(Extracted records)

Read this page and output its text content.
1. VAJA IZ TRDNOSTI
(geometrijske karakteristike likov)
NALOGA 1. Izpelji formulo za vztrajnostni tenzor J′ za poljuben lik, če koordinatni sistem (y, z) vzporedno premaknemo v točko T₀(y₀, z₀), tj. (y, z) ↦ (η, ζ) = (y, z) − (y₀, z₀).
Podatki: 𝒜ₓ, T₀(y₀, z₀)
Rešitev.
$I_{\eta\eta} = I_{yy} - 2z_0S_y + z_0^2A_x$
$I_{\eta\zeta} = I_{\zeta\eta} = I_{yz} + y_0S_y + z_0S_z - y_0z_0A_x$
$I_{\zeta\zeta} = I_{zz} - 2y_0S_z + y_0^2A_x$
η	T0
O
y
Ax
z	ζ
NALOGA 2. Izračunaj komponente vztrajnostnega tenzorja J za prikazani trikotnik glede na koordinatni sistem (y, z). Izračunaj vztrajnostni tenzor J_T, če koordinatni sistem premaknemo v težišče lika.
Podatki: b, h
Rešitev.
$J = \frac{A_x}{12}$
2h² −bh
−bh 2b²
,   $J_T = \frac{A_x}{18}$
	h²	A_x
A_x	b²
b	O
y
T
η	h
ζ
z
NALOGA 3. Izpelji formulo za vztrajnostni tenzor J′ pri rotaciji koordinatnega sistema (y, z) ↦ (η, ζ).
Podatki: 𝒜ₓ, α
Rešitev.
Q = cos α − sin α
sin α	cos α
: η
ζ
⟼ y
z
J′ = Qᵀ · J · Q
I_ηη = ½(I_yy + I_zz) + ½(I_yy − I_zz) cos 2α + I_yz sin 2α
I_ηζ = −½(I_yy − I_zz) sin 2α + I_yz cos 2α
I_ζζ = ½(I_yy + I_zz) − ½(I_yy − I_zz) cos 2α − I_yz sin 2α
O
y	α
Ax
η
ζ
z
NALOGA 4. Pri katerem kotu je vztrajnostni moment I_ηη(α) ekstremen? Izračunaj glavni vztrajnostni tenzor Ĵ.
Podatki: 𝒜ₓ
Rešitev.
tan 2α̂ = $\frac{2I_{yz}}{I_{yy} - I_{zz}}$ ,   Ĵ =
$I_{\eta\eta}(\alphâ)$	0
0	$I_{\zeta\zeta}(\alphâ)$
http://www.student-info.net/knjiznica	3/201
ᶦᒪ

_Task goal_: Gather all lines from the records above in which "koordinatni" appears.

_The answer_:
NALOGA 1. Izpelji formulo za vztrajnostni tenzor J′ za poljuben lik, če koordinatni sistem (y, z) vzporedno premaknemo v točko T₀(y₀, z₀), tj. (y, z) ↦ (η, ζ) = (y, z) − (y₀, z₀).
NALOGA 2. Izračunaj komponente vztrajnostnega tenzorja J za prikazani trikotnik glede na koordinatni sistem (y, z). Izračunaj vztrajnostni tenzor J_T, če koordinatni sistem premaknemo v težišče lika.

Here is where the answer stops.